>> Start Data shown

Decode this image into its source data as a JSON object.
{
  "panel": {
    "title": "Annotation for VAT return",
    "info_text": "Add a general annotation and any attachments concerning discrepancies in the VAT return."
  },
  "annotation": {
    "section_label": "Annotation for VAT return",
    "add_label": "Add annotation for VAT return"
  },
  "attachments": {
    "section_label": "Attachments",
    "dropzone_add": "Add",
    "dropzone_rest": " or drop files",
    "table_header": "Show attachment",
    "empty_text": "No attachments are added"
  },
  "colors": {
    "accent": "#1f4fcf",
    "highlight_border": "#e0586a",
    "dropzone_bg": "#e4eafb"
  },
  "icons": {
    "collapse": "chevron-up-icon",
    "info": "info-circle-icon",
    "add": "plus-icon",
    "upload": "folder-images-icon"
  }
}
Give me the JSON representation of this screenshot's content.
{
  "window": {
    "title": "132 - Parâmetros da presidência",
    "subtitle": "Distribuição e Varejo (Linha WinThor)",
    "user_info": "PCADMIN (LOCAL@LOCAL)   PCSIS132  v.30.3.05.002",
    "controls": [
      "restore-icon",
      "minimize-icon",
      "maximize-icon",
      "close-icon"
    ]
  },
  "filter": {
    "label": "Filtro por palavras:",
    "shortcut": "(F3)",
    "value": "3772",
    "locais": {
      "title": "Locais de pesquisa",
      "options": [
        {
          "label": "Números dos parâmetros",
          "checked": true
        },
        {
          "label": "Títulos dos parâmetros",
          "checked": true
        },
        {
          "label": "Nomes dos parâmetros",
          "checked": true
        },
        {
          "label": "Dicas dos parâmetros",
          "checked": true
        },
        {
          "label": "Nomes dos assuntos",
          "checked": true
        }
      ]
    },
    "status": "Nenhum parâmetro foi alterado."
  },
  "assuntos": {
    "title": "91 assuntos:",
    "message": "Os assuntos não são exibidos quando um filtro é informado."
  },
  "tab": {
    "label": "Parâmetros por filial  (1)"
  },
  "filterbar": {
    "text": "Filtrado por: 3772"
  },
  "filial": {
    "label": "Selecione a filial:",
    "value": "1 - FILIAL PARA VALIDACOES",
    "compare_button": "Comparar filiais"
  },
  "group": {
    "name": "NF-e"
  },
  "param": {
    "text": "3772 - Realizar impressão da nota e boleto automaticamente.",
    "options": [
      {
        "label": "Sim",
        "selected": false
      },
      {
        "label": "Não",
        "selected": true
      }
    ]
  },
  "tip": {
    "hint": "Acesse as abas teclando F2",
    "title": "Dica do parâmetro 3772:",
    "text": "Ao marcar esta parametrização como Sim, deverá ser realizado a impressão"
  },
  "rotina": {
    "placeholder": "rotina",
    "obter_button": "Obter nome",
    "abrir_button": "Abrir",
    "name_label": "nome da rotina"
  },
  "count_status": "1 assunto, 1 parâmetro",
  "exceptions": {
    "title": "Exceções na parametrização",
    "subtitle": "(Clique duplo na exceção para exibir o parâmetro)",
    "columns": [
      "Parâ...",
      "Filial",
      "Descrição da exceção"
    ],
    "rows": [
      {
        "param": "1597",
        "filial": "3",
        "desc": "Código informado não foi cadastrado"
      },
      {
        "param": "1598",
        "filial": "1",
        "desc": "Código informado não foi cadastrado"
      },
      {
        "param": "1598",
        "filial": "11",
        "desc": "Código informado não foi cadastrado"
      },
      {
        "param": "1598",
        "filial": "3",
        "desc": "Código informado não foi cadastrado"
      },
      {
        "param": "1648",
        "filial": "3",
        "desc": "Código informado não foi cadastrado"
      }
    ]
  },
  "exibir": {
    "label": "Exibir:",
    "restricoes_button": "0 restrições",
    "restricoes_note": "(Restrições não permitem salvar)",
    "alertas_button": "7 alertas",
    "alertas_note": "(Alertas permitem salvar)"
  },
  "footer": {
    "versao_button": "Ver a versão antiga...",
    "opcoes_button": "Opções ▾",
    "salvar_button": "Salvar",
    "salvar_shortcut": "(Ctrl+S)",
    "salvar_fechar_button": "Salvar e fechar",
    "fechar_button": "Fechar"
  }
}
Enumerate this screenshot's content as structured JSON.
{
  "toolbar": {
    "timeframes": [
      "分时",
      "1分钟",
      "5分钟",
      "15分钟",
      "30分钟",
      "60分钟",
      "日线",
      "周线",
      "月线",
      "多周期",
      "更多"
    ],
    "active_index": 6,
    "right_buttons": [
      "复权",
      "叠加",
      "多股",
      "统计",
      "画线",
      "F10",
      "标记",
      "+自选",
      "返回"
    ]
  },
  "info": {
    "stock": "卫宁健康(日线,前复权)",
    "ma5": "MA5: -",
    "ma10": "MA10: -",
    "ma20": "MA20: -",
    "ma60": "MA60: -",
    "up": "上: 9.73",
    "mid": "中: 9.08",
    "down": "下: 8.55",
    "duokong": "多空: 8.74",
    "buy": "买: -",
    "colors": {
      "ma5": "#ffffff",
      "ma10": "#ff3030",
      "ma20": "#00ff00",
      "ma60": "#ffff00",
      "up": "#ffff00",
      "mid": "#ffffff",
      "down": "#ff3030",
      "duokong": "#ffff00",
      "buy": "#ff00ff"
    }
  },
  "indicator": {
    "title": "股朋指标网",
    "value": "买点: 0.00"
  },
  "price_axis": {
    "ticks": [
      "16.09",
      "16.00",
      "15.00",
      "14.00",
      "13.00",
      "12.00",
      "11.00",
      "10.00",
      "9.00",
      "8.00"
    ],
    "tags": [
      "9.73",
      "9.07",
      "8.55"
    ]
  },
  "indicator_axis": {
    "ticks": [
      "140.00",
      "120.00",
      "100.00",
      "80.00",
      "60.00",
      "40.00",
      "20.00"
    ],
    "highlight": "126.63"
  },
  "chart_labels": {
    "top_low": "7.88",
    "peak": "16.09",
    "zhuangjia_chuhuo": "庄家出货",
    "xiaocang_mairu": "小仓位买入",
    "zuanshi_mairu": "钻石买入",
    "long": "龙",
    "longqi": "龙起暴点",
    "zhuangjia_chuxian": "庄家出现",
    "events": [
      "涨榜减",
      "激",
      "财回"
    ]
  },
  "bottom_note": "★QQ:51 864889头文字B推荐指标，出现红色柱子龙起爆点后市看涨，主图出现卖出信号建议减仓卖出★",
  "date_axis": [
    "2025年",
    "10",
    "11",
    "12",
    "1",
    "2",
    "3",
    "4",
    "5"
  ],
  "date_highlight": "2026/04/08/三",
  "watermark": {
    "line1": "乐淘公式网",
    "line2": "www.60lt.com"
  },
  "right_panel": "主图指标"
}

>> End Data shown

Challenge:
Say how many lines in the records above hold "screenshot", and give no other text.

Expected answer:
2